> **LISTED RECORDS**
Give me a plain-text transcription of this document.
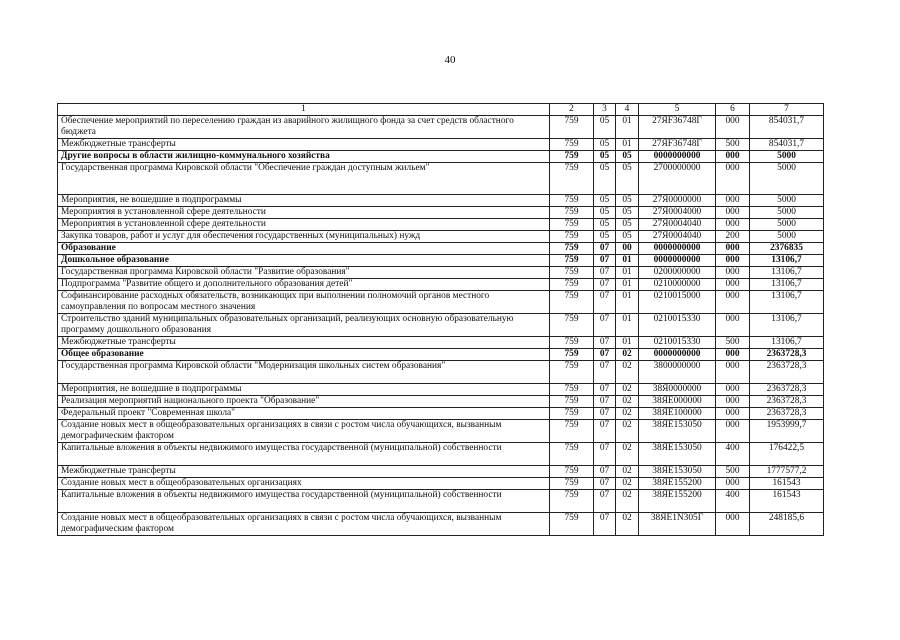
40
1	2	3	4	5	6	7
Обеспечение мероприятий по переселению граждан из аварийного жилищного фонда за счет средств областного бюджета	759	05	01	27ЯF36748Г	000	854031,7
Межбюджетные трансферты	759	05	01	27ЯF36748Г	500	854031,7
Другие вопросы в области жилищно-коммунального хозяйства	759	05	05	0000000000	000	5000
Государственная программа Кировской области "Обеспечение граждан доступным жильем"	759	05	05	2700000000	000	5000
Мероприятия, не вошедшие в подпрограммы	759	05	05	27Я0000000	000	5000
Мероприятия в установленной сфере деятельности	759	05	05	27Я0004000	000	5000
Мероприятия в установленной сфере деятельности	759	05	05	27Я0004040	000	5000
Закупка товаров, работ и услуг для обеспечения государственных (муниципальных) нужд	759	05	05	27Я0004040	200	5000
Образование	759	07	00	0000000000	000	2376835
Дошкольное образование	759	07	01	0000000000	000	13106,7
Государственная программа Кировской области "Развитие образования"	759	07	01	0200000000	000	13106,7
Подпрограмма "Развитие общего и дополнительного образования детей"	759	07	01	0210000000	000	13106,7
Софинансирование расходных обязательств, возникающих при выполнении полномочий органов местного самоуправления по вопросам местного значения	759	07	01	0210015000	000	13106,7
Строительство зданий муниципальных образовательных организаций, реализующих основную образовательную программу дошкольного образования	759	07	01	0210015330	000	13106,7
Межбюджетные трансферты	759	07	01	0210015330	500	13106,7
Общее образование	759	07	02	0000000000	000	2363728,3
Государственная программа Кировской области "Модернизация школьных систем образования"	759	07	02	3800000000	000	2363728,3
Мероприятия, не вошедшие в подпрограммы	759	07	02	38Я0000000	000	2363728,3
Реализация мероприятий национального проекта "Образование"	759	07	02	38ЯЕ000000	000	2363728,3
Федеральный проект "Современная школа"	759	07	02	38ЯЕ100000	000	2363728,3
Создание новых мест в общеобразовательных организациях в связи с ростом числа обучающихся, вызванным демографическим фактором	759	07	02	38ЯЕ153050	000	1953999,7
Капитальные вложения в объекты недвижимого имущества государственной (муниципальной) собственности	759	07	02	38ЯЕ153050	400	176422,5
Межбюджетные трансферты	759	07	02	38ЯЕ153050	500	1777577,2
Создание новых мест в общеобразовательных организациях	759	07	02	38ЯЕ155200	000	161543
Капитальные вложения в объекты недвижимого имущества государственной (муниципальной) собственности	759	07	02	38ЯЕ155200	400	161543
Создание новых мест в общеобразовательных организациях в связи с ростом числа обучающихся, вызванным демографическим фактором	759	07	02	38ЯЕ1N305Г	000	248185,6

> **WHAT YOU HAVE TO DO**
In the copy, include no pictures; restate the listing above exactly.

> **RESPONSE**
Give me a plain-text transcription of this document.
40
1	2	3	4	5	6	7
Обеспечение мероприятий по переселению граждан из аварийного жилищного фонда за счет средств областного бюджета	759	05	01	27ЯF36748Г	000	854031,7
Межбюджетные трансферты	759	05	01	27ЯF36748Г	500	854031,7
Другие вопросы в области жилищно-коммунального хозяйства	759	05	05	0000000000	000	5000
Государственная программа Кировской области "Обеспечение граждан доступным жильем"	759	05	05	2700000000	000	5000
Мероприятия, не вошедшие в подпрограммы	759	05	05	27Я0000000	000	5000
Мероприятия в установленной сфере деятельности	759	05	05	27Я0004000	000	5000
Мероприятия в установленной сфере деятельности	759	05	05	27Я0004040	000	5000
Закупка товаров, работ и услуг для обеспечения государственных (муниципальных) нужд	759	05	05	27Я0004040	200	5000
Образование	759	07	00	0000000000	000	2376835
Дошкольное образование	759	07	01	0000000000	000	13106,7
Государственная программа Кировской области "Развитие образования"	759	07	01	0200000000	000	13106,7
Подпрограмма "Развитие общего и дополнительного образования детей"	759	07	01	0210000000	000	13106,7
Софинансирование расходных обязательств, возникающих при выполнении полномочий органов местного самоуправления по вопросам местного значения	759	07	01	0210015000	000	13106,7
Строительство зданий муниципальных образовательных организаций, реализующих основную образовательную программу дошкольного образования	759	07	01	0210015330	000	13106,7
Межбюджетные трансферты	759	07	01	0210015330	500	13106,7
Общее образование	759	07	02	0000000000	000	2363728,3
Государственная программа Кировской области "Модернизация школьных систем образования"	759	07	02	3800000000	000	2363728,3
Мероприятия, не вошедшие в подпрограммы	759	07	02	38Я0000000	000	2363728,3
Реализация мероприятий национального проекта "Образование"	759	07	02	38ЯЕ000000	000	2363728,3
Федеральный проект "Современная школа"	759	07	02	38ЯЕ100000	000	2363728,3
Создание новых мест в общеобразовательных организациях в связи с ростом числа обучающихся, вызванным демографическим фактором	759	07	02	38ЯЕ153050	000	1953999,7
Капитальные вложения в объекты недвижимого имущества государственной (муниципальной) собственности	759	07	02	38ЯЕ153050	400	176422,5
Межбюджетные трансферты	759	07	02	38ЯЕ153050	500	1777577,2
Создание новых мест в общеобразовательных организациях	759	07	02	38ЯЕ155200	000	161543
Капитальные вложения в объекты недвижимого имущества государственной (муниципальной) собственности	759	07	02	38ЯЕ155200	400	161543
Создание новых мест в общеобразовательных организациях в связи с ростом числа обучающихся, вызванным демографическим фактором	759	07	02	38ЯЕ1N305Г	000	248185,6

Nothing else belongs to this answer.